> **Written problem**
Extract every record, exactly as written, and ignore the pictures.

Dataset records

== == ==

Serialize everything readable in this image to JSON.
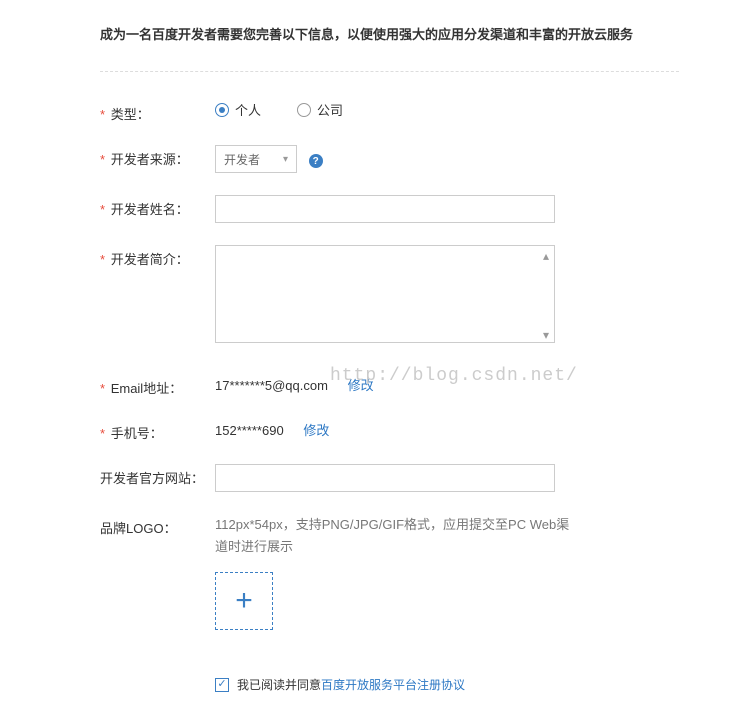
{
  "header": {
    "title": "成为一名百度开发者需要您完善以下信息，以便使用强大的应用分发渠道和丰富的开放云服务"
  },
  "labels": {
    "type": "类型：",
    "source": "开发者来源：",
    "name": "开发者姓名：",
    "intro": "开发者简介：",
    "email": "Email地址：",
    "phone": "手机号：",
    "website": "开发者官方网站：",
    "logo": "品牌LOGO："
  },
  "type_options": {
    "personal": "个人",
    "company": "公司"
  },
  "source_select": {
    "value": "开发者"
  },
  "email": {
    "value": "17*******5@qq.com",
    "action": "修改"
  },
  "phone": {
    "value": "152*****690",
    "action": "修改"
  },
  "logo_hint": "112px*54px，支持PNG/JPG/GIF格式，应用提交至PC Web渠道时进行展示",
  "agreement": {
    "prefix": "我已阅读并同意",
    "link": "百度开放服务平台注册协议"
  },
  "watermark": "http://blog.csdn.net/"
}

== == ==

> **Result for this exercise**
Serialize everything readable in this image to JSON.
{
  "header": {
    "title": "成为一名百度开发者需要您完善以下信息，以便使用强大的应用分发渠道和丰富的开放云服务"
  },
  "labels": {
    "type": "类型：",
    "source": "开发者来源：",
    "name": "开发者姓名：",
    "intro": "开发者简介：",
    "email": "Email地址：",
    "phone": "手机号：",
    "website": "开发者官方网站：",
    "logo": "品牌LOGO："
  },
  "type_options": {
    "personal": "个人",
    "company": "公司"
  },
  "source_select": {
    "value": "开发者"
  },
  "email": {
    "value": "17*******5@qq.com",
    "action": "修改"
  },
  "phone": {
    "value": "152*****690",
    "action": "修改"
  },
  "logo_hint": "112px*54px，支持PNG/JPG/GIF格式，应用提交至PC Web渠道时进行展示",
  "agreement": {
    "prefix": "我已阅读并同意",
    "link": "百度开放服务平台注册协议"
  },
  "watermark": "http://blog.csdn.net/"
}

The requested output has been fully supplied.